Given exercise: Transcribe every line of the listing below without any deviation.

Dataset records:
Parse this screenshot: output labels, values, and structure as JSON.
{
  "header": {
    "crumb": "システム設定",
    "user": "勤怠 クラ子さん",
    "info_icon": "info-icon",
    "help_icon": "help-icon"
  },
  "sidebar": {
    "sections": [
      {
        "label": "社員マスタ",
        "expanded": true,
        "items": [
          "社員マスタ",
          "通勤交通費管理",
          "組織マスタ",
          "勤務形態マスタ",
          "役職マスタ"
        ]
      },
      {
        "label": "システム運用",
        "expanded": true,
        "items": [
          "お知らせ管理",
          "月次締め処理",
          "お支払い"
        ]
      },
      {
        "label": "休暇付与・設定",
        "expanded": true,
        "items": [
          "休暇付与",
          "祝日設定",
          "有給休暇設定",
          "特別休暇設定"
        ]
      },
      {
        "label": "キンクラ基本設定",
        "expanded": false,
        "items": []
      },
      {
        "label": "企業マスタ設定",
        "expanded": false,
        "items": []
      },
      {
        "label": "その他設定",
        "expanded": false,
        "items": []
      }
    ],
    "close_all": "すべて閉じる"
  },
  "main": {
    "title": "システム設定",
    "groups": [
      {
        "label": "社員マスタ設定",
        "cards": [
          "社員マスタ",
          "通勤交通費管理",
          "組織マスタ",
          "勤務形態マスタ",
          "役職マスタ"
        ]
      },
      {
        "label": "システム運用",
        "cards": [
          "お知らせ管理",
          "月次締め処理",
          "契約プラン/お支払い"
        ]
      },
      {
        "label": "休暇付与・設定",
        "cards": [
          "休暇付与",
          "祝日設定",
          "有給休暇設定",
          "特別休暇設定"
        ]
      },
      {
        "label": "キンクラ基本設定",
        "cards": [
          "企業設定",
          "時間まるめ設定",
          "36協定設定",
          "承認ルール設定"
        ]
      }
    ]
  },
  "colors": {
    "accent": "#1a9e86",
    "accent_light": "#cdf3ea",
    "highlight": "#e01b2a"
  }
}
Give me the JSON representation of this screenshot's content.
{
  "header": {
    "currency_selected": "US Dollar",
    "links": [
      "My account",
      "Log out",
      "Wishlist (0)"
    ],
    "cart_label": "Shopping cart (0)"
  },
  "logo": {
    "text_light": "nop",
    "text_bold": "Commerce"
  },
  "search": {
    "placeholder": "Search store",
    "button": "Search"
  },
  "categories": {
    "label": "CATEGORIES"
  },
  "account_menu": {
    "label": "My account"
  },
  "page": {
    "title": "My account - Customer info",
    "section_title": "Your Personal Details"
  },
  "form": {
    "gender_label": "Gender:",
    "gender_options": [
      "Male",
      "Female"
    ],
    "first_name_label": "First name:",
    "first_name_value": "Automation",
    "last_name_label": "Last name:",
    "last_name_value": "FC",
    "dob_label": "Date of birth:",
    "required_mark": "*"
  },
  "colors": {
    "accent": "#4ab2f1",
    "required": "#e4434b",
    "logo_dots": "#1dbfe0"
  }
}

Answer for this exercise:
Parse this screenshot: output labels, values, and structure as JSON.
{
  "header": {
    "crumb": "システム設定",
    "user": "勤怠 クラ子さん",
    "info_icon": "info-icon",
    "help_icon": "help-icon"
  },
  "sidebar": {
    "sections": [
      {
        "label": "社員マスタ",
        "expanded": true,
        "items": [
          "社員マスタ",
          "通勤交通費管理",
          "組織マスタ",
          "勤務形態マスタ",
          "役職マスタ"
        ]
      },
      {
        "label": "システム運用",
        "expanded": true,
        "items": [
          "お知らせ管理",
          "月次締め処理",
          "お支払い"
        ]
      },
      {
        "label": "休暇付与・設定",
        "expanded": true,
        "items": [
          "休暇付与",
          "祝日設定",
          "有給休暇設定",
          "特別休暇設定"
        ]
      },
      {
        "label": "キンクラ基本設定",
        "expanded": false,
        "items": []
      },
      {
        "label": "企業マスタ設定",
        "expanded": false,
        "items": []
      },
      {
        "label": "その他設定",
        "expanded": false,
        "items": []
      }
    ],
    "close_all": "すべて閉じる"
  },
  "main": {
    "title": "システム設定",
    "groups": [
      {
        "label": "社員マスタ設定",
        "cards": [
          "社員マスタ",
          "通勤交通費管理",
          "組織マスタ",
          "勤務形態マスタ",
          "役職マスタ"
        ]
      },
      {
        "label": "システム運用",
        "cards": [
          "お知らせ管理",
          "月次締め処理",
          "契約プラン/お支払い"
        ]
      },
      {
        "label": "休暇付与・設定",
        "cards": [
          "休暇付与",
          "祝日設定",
          "有給休暇設定",
          "特別休暇設定"
        ]
      },
      {
        "label": "キンクラ基本設定",
        "cards": [
          "企業設定",
          "時間まるめ設定",
          "36協定設定",
          "承認ルール設定"
        ]
      }
    ]
  },
  "colors": {
    "accent": "#1a9e86",
    "accent_light": "#cdf3ea",
    "highlight": "#e01b2a"
  }
}
Give me the JSON representation of this screenshot's content.
{
  "header": {
    "currency_selected": "US Dollar",
    "links": [
      "My account",
      "Log out",
      "Wishlist (0)"
    ],
    "cart_label": "Shopping cart (0)"
  },
  "logo": {
    "text_light": "nop",
    "text_bold": "Commerce"
  },
  "search": {
    "placeholder": "Search store",
    "button": "Search"
  },
  "categories": {
    "label": "CATEGORIES"
  },
  "account_menu": {
    "label": "My account"
  },
  "page": {
    "title": "My account - Customer info",
    "section_title": "Your Personal Details"
  },
  "form": {
    "gender_label": "Gender:",
    "gender_options": [
      "Male",
      "Female"
    ],
    "first_name_label": "First name:",
    "first_name_value": "Automation",
    "last_name_label": "Last name:",
    "last_name_value": "FC",
    "dob_label": "Date of birth:",
    "required_mark": "*"
  },
  "colors": {
    "accent": "#4ab2f1",
    "required": "#e4434b",
    "logo_dots": "#1dbfe0"
  }
}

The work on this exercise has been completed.